▸ PROBLEM REQUIREMENTS: Print the data exactly as it is given, please.

-------- STORED ROWS --------

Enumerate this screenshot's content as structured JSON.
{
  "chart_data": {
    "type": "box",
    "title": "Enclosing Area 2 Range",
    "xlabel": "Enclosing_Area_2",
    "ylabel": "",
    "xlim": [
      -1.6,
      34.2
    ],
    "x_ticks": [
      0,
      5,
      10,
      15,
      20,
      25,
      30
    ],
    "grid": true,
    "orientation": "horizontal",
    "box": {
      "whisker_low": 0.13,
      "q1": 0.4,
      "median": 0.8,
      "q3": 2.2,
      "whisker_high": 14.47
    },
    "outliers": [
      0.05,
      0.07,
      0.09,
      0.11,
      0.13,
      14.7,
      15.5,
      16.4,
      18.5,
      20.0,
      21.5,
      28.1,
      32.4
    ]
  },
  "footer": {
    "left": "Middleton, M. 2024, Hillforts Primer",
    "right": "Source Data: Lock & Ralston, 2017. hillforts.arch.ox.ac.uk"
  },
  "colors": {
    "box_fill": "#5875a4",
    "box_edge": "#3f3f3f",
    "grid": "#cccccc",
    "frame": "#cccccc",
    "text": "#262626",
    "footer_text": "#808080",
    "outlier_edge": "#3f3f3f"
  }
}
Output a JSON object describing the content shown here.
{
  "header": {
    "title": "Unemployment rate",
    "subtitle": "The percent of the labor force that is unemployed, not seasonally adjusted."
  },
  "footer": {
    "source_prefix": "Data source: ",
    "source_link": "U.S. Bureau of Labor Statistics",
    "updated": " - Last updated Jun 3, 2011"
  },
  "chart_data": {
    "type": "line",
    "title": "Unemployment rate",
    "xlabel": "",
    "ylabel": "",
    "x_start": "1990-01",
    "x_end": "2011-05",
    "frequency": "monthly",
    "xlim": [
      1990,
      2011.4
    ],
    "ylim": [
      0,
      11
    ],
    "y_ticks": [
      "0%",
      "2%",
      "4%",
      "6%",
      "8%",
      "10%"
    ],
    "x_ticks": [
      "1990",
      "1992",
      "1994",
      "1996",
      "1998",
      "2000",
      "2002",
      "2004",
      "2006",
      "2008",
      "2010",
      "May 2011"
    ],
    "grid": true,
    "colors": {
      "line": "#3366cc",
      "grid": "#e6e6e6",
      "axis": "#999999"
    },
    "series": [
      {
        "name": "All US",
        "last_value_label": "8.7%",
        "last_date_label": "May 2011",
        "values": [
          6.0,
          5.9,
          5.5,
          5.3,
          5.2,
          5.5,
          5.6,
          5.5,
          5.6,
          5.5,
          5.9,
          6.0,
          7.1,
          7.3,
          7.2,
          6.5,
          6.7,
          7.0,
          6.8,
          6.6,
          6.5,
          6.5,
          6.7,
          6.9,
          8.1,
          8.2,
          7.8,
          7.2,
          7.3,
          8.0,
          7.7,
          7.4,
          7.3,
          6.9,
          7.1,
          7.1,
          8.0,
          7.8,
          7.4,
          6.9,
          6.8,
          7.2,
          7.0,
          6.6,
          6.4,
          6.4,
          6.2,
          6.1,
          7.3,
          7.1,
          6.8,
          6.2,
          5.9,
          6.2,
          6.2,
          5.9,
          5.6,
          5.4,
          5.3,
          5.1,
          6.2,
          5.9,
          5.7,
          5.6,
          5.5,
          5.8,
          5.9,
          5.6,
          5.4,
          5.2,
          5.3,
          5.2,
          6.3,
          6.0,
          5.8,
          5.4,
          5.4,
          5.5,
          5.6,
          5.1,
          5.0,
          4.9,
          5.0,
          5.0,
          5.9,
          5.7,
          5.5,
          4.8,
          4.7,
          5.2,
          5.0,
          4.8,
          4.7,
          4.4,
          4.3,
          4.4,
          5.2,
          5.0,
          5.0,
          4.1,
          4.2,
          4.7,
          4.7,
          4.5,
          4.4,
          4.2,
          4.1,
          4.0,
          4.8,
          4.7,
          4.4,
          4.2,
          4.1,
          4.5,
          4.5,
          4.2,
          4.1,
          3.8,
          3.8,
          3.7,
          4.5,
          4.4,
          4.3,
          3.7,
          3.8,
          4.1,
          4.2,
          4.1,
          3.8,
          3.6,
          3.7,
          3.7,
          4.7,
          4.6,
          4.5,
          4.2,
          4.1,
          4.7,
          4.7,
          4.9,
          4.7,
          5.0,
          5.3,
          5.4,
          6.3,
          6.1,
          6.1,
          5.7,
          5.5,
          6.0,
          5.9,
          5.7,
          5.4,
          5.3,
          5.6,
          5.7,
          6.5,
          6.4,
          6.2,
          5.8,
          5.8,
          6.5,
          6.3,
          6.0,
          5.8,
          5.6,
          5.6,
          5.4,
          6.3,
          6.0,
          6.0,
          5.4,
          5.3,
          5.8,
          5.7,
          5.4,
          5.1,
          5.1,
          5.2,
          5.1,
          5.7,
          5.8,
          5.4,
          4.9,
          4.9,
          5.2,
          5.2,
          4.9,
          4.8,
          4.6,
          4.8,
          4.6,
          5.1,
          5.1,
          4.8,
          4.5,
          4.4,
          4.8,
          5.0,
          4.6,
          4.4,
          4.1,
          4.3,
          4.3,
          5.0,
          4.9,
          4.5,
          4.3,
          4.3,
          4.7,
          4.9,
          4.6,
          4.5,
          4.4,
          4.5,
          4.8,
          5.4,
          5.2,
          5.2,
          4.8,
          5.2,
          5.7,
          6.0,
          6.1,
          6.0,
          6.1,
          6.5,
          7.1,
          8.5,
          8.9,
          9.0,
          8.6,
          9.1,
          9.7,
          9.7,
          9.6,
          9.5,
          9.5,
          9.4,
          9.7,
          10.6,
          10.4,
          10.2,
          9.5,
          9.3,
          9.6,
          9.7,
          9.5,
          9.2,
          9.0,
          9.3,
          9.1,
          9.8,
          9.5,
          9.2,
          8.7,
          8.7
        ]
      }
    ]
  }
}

--------

▸ FINAL RESULT:
Enumerate this screenshot's content as structured JSON.
{
  "chart_data": {
    "type": "box",
    "title": "Enclosing Area 2 Range",
    "xlabel": "Enclosing_Area_2",
    "ylabel": "",
    "xlim": [
      -1.6,
      34.2
    ],
    "x_ticks": [
      0,
      5,
      10,
      15,
      20,
      25,
      30
    ],
    "grid": true,
    "orientation": "horizontal",
    "box": {
      "whisker_low": 0.13,
      "q1": 0.4,
      "median": 0.8,
      "q3": 2.2,
      "whisker_high": 14.47
    },
    "outliers": [
      0.05,
      0.07,
      0.09,
      0.11,
      0.13,
      14.7,
      15.5,
      16.4,
      18.5,
      20.0,
      21.5,
      28.1,
      32.4
    ]
  },
  "footer": {
    "left": "Middleton, M. 2024, Hillforts Primer",
    "right": "Source Data: Lock & Ralston, 2017. hillforts.arch.ox.ac.uk"
  },
  "colors": {
    "box_fill": "#5875a4",
    "box_edge": "#3f3f3f",
    "grid": "#cccccc",
    "frame": "#cccccc",
    "text": "#262626",
    "footer_text": "#808080",
    "outlier_edge": "#3f3f3f"
  }
}
Output a JSON object describing the content shown here.
{
  "header": {
    "title": "Unemployment rate",
    "subtitle": "The percent of the labor force that is unemployed, not seasonally adjusted."
  },
  "footer": {
    "source_prefix": "Data source: ",
    "source_link": "U.S. Bureau of Labor Statistics",
    "updated": " - Last updated Jun 3, 2011"
  },
  "chart_data": {
    "type": "line",
    "title": "Unemployment rate",
    "xlabel": "",
    "ylabel": "",
    "x_start": "1990-01",
    "x_end": "2011-05",
    "frequency": "monthly",
    "xlim": [
      1990,
      2011.4
    ],
    "ylim": [
      0,
      11
    ],
    "y_ticks": [
      "0%",
      "2%",
      "4%",
      "6%",
      "8%",
      "10%"
    ],
    "x_ticks": [
      "1990",
      "1992",
      "1994",
      "1996",
      "1998",
      "2000",
      "2002",
      "2004",
      "2006",
      "2008",
      "2010",
      "May 2011"
    ],
    "grid": true,
    "colors": {
      "line": "#3366cc",
      "grid": "#e6e6e6",
      "axis": "#999999"
    },
    "series": [
      {
        "name": "All US",
        "last_value_label": "8.7%",
        "last_date_label": "May 2011",
        "values": [
          6.0,
          5.9,
          5.5,
          5.3,
          5.2,
          5.5,
          5.6,
          5.5,
          5.6,
          5.5,
          5.9,
          6.0,
          7.1,
          7.3,
          7.2,
          6.5,
          6.7,
          7.0,
          6.8,
          6.6,
          6.5,
          6.5,
          6.7,
          6.9,
          8.1,
          8.2,
          7.8,
          7.2,
          7.3,
          8.0,
          7.7,
          7.4,
          7.3,
          6.9,
          7.1,
          7.1,
          8.0,
          7.8,
          7.4,
          6.9,
          6.8,
          7.2,
          7.0,
          6.6,
          6.4,
          6.4,
          6.2,
          6.1,
          7.3,
          7.1,
          6.8,
          6.2,
          5.9,
          6.2,
          6.2,
          5.9,
          5.6,
          5.4,
          5.3,
          5.1,
          6.2,
          5.9,
          5.7,
          5.6,
          5.5,
          5.8,
          5.9,
          5.6,
          5.4,
          5.2,
          5.3,
          5.2,
          6.3,
          6.0,
          5.8,
          5.4,
          5.4,
          5.5,
          5.6,
          5.1,
          5.0,
          4.9,
          5.0,
          5.0,
          5.9,
          5.7,
          5.5,
          4.8,
          4.7,
          5.2,
          5.0,
          4.8,
          4.7,
          4.4,
          4.3,
          4.4,
          5.2,
          5.0,
          5.0,
          4.1,
          4.2,
          4.7,
          4.7,
          4.5,
          4.4,
          4.2,
          4.1,
          4.0,
          4.8,
          4.7,
          4.4,
          4.2,
          4.1,
          4.5,
          4.5,
          4.2,
          4.1,
          3.8,
          3.8,
          3.7,
          4.5,
          4.4,
          4.3,
          3.7,
          3.8,
          4.1,
          4.2,
          4.1,
          3.8,
          3.6,
          3.7,
          3.7,
          4.7,
          4.6,
          4.5,
          4.2,
          4.1,
          4.7,
          4.7,
          4.9,
          4.7,
          5.0,
          5.3,
          5.4,
          6.3,
          6.1,
          6.1,
          5.7,
          5.5,
          6.0,
          5.9,
          5.7,
          5.4,
          5.3,
          5.6,
          5.7,
          6.5,
          6.4,
          6.2,
          5.8,
          5.8,
          6.5,
          6.3,
          6.0,
          5.8,
          5.6,
          5.6,
          5.4,
          6.3,
          6.0,
          6.0,
          5.4,
          5.3,
          5.8,
          5.7,
          5.4,
          5.1,
          5.1,
          5.2,
          5.1,
          5.7,
          5.8,
          5.4,
          4.9,
          4.9,
          5.2,
          5.2,
          4.9,
          4.8,
          4.6,
          4.8,
          4.6,
          5.1,
          5.1,
          4.8,
          4.5,
          4.4,
          4.8,
          5.0,
          4.6,
          4.4,
          4.1,
          4.3,
          4.3,
          5.0,
          4.9,
          4.5,
          4.3,
          4.3,
          4.7,
          4.9,
          4.6,
          4.5,
          4.4,
          4.5,
          4.8,
          5.4,
          5.2,
          5.2,
          4.8,
          5.2,
          5.7,
          6.0,
          6.1,
          6.0,
          6.1,
          6.5,
          7.1,
          8.5,
          8.9,
          9.0,
          8.6,
          9.1,
          9.7,
          9.7,
          9.6,
          9.5,
          9.5,
          9.4,
          9.7,
          10.6,
          10.4,
          10.2,
          9.5,
          9.3,
          9.6,
          9.7,
          9.5,
          9.2,
          9.0,
          9.3,
          9.1,
          9.8,
          9.5,
          9.2,
          8.7,
          8.7
        ]
      }
    ]
  }
}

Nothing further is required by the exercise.